▸ YOUR OBJECTIVE
Quote each line exactly, from the line that contains "Transcribe this chart's" down to the last line of the listing, and no other lines.

Items from a data source

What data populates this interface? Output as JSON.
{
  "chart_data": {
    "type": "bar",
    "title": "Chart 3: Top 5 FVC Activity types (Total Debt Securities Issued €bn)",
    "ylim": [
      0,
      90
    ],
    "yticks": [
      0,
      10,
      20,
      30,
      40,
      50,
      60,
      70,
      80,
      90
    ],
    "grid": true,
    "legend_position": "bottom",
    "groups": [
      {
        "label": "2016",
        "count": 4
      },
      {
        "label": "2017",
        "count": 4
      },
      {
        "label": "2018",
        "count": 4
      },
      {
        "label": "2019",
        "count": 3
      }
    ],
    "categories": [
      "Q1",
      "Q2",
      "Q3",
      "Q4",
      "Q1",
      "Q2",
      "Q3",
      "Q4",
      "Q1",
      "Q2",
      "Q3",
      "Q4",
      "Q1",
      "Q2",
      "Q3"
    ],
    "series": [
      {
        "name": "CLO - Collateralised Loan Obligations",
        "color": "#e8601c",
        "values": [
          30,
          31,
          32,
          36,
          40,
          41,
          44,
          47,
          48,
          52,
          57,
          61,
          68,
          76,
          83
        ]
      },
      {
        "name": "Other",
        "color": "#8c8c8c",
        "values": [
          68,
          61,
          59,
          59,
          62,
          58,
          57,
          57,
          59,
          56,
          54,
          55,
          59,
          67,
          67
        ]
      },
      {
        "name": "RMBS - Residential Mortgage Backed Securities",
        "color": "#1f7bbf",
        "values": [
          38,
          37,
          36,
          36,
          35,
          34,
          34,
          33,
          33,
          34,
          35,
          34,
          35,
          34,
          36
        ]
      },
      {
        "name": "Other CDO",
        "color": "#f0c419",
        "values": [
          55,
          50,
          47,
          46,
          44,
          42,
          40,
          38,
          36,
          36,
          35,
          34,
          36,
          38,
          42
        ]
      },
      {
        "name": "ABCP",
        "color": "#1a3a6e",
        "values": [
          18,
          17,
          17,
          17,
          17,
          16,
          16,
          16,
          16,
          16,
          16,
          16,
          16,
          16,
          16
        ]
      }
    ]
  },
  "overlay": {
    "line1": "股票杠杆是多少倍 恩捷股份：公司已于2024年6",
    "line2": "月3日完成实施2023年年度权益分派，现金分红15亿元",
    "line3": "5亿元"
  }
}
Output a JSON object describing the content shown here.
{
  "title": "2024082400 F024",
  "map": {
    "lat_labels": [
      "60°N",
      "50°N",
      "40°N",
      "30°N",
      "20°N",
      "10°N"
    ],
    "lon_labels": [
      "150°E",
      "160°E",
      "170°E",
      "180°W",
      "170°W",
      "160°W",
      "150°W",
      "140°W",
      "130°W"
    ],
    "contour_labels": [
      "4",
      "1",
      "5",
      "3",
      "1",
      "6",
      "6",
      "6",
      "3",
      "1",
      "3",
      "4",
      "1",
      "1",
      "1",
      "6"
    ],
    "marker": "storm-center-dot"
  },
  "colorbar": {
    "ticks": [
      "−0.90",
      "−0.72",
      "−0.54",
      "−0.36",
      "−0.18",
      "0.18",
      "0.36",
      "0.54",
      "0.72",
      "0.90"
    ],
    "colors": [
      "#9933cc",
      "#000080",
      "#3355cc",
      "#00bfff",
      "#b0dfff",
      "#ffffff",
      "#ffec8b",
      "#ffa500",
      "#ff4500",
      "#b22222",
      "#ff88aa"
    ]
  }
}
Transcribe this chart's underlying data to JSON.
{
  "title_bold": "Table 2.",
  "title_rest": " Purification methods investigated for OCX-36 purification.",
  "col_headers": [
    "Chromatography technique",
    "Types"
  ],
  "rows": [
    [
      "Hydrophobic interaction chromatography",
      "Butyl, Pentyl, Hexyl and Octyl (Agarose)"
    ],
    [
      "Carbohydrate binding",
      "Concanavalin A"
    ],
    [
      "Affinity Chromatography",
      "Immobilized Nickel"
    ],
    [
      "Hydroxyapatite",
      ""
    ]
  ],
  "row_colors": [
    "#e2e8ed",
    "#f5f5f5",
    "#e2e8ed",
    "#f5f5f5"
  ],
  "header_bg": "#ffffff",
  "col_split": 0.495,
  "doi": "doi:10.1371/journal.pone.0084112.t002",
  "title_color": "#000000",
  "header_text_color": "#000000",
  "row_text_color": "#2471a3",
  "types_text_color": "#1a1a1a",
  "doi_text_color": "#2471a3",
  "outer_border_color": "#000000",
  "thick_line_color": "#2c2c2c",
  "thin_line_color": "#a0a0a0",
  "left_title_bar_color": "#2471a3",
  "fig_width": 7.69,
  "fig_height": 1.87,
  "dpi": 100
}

▸ REPLY
Transcribe this chart's underlying data to JSON.
{
  "title_bold": "Table 2.",
  "title_rest": " Purification methods investigated for OCX-36 purification.",
  "col_headers": [
    "Chromatography technique",
    "Types"
  ],
  "rows": [
    [
      "Hydrophobic interaction chromatography",
      "Butyl, Pentyl, Hexyl and Octyl (Agarose)"
    ],
    [
      "Carbohydrate binding",
      "Concanavalin A"
    ],
    [
      "Affinity Chromatography",
      "Immobilized Nickel"
    ],
    [
      "Hydroxyapatite",
      ""
    ]
  ],
  "row_colors": [
    "#e2e8ed",
    "#f5f5f5",
    "#e2e8ed",
    "#f5f5f5"
  ],
  "header_bg": "#ffffff",
  "col_split": 0.495,
  "doi": "doi:10.1371/journal.pone.0084112.t002",
  "title_color": "#000000",
  "header_text_color": "#000000",
  "row_text_color": "#2471a3",
  "types_text_color": "#1a1a1a",
  "doi_text_color": "#2471a3",
  "outer_border_color": "#000000",
  "thick_line_color": "#2c2c2c",
  "thin_line_color": "#a0a0a0",
  "left_title_bar_color": "#2471a3",
  "fig_width": 7.69,
  "fig_height": 1.87,
  "dpi": 100
}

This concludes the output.